▸ Problem to solve
Reproduce the records exactly.

--- Data lines ---

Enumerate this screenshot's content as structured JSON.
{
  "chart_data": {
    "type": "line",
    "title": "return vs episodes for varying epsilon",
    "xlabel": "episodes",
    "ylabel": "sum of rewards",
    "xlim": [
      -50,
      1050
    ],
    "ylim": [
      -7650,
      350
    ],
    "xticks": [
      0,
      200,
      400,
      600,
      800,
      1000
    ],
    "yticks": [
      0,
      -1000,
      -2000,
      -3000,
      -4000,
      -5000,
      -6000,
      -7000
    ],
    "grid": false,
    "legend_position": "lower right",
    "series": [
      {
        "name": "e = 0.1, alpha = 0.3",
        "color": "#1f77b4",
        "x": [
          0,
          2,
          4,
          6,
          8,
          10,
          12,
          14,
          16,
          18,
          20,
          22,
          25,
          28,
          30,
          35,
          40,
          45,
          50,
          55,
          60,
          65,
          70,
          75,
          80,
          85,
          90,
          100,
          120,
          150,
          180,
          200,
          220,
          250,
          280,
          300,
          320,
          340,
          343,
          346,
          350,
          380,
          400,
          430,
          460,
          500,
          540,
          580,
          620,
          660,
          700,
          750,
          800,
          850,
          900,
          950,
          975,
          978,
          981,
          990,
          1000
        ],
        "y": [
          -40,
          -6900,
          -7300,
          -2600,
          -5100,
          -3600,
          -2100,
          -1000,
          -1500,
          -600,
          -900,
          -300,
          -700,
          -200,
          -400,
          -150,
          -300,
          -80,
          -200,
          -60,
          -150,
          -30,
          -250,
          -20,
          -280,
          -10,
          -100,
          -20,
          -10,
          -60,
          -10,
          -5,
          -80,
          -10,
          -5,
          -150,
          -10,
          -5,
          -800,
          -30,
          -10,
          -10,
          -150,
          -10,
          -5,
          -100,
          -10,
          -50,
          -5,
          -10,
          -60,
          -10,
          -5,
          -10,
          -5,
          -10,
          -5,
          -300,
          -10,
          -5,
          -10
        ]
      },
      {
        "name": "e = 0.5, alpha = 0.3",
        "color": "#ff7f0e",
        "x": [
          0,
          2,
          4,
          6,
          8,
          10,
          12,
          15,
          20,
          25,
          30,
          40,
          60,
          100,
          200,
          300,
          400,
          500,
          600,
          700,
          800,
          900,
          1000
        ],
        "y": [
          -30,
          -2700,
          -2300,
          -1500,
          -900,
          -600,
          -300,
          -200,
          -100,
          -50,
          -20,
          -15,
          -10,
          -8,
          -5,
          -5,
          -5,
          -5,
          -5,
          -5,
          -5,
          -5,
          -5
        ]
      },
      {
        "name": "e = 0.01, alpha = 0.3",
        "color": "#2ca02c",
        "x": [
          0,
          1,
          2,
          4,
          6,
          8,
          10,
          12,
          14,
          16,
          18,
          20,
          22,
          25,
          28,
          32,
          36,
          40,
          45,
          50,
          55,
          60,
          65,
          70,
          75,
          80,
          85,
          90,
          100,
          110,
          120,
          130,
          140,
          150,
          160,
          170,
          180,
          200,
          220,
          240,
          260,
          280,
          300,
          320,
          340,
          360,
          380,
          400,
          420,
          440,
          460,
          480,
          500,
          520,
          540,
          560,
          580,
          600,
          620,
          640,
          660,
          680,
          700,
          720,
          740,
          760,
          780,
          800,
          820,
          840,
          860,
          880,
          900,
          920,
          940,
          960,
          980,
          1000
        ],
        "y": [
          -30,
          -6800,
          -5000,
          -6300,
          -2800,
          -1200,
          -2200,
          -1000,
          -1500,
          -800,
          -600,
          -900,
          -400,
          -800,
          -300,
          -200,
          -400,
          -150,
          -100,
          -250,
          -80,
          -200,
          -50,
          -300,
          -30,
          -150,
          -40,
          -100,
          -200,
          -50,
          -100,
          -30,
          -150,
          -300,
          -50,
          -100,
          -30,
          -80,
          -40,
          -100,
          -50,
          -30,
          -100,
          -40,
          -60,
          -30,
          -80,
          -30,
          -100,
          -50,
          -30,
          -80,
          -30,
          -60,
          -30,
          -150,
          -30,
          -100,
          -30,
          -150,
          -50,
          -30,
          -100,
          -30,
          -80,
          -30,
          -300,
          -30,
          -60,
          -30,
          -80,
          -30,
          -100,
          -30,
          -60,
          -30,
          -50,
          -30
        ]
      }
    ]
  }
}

---

▸ Answer to the problem
Enumerate this screenshot's content as structured JSON.
{
  "chart_data": {
    "type": "line",
    "title": "return vs episodes for varying epsilon",
    "xlabel": "episodes",
    "ylabel": "sum of rewards",
    "xlim": [
      -50,
      1050
    ],
    "ylim": [
      -7650,
      350
    ],
    "xticks": [
      0,
      200,
      400,
      600,
      800,
      1000
    ],
    "yticks": [
      0,
      -1000,
      -2000,
      -3000,
      -4000,
      -5000,
      -6000,
      -7000
    ],
    "grid": false,
    "legend_position": "lower right",
    "series": [
      {
        "name": "e = 0.1, alpha = 0.3",
        "color": "#1f77b4",
        "x": [
          0,
          2,
          4,
          6,
          8,
          10,
          12,
          14,
          16,
          18,
          20,
          22,
          25,
          28,
          30,
          35,
          40,
          45,
          50,
          55,
          60,
          65,
          70,
          75,
          80,
          85,
          90,
          100,
          120,
          150,
          180,
          200,
          220,
          250,
          280,
          300,
          320,
          340,
          343,
          346,
          350,
          380,
          400,
          430,
          460,
          500,
          540,
          580,
          620,
          660,
          700,
          750,
          800,
          850,
          900,
          950,
          975,
          978,
          981,
          990,
          1000
        ],
        "y": [
          -40,
          -6900,
          -7300,
          -2600,
          -5100,
          -3600,
          -2100,
          -1000,
          -1500,
          -600,
          -900,
          -300,
          -700,
          -200,
          -400,
          -150,
          -300,
          -80,
          -200,
          -60,
          -150,
          -30,
          -250,
          -20,
          -280,
          -10,
          -100,
          -20,
          -10,
          -60,
          -10,
          -5,
          -80,
          -10,
          -5,
          -150,
          -10,
          -5,
          -800,
          -30,
          -10,
          -10,
          -150,
          -10,
          -5,
          -100,
          -10,
          -50,
          -5,
          -10,
          -60,
          -10,
          -5,
          -10,
          -5,
          -10,
          -5,
          -300,
          -10,
          -5,
          -10
        ]
      },
      {
        "name": "e = 0.5, alpha = 0.3",
        "color": "#ff7f0e",
        "x": [
          0,
          2,
          4,
          6,
          8,
          10,
          12,
          15,
          20,
          25,
          30,
          40,
          60,
          100,
          200,
          300,
          400,
          500,
          600,
          700,
          800,
          900,
          1000
        ],
        "y": [
          -30,
          -2700,
          -2300,
          -1500,
          -900,
          -600,
          -300,
          -200,
          -100,
          -50,
          -20,
          -15,
          -10,
          -8,
          -5,
          -5,
          -5,
          -5,
          -5,
          -5,
          -5,
          -5,
          -5
        ]
      },
      {
        "name": "e = 0.01, alpha = 0.3",
        "color": "#2ca02c",
        "x": [
          0,
          1,
          2,
          4,
          6,
          8,
          10,
          12,
          14,
          16,
          18,
          20,
          22,
          25,
          28,
          32,
          36,
          40,
          45,
          50,
          55,
          60,
          65,
          70,
          75,
          80,
          85,
          90,
          100,
          110,
          120,
          130,
          140,
          150,
          160,
          170,
          180,
          200,
          220,
          240,
          260,
          280,
          300,
          320,
          340,
          360,
          380,
          400,
          420,
          440,
          460,
          480,
          500,
          520,
          540,
          560,
          580,
          600,
          620,
          640,
          660,
          680,
          700,
          720,
          740,
          760,
          780,
          800,
          820,
          840,
          860,
          880,
          900,
          920,
          940,
          960,
          980,
          1000
        ],
        "y": [
          -30,
          -6800,
          -5000,
          -6300,
          -2800,
          -1200,
          -2200,
          -1000,
          -1500,
          -800,
          -600,
          -900,
          -400,
          -800,
          -300,
          -200,
          -400,
          -150,
          -100,
          -250,
          -80,
          -200,
          -50,
          -300,
          -30,
          -150,
          -40,
          -100,
          -200,
          -50,
          -100,
          -30,
          -150,
          -300,
          -50,
          -100,
          -30,
          -80,
          -40,
          -100,
          -50,
          -30,
          -100,
          -40,
          -60,
          -30,
          -80,
          -30,
          -100,
          -50,
          -30,
          -80,
          -30,
          -60,
          -30,
          -150,
          -30,
          -100,
          -30,
          -150,
          -50,
          -30,
          -100,
          -30,
          -80,
          -30,
          -300,
          -30,
          -60,
          -30,
          -80,
          -30,
          -100,
          -30,
          -60,
          -30,
          -50,
          -30
        ]
      }
    ]
  }
}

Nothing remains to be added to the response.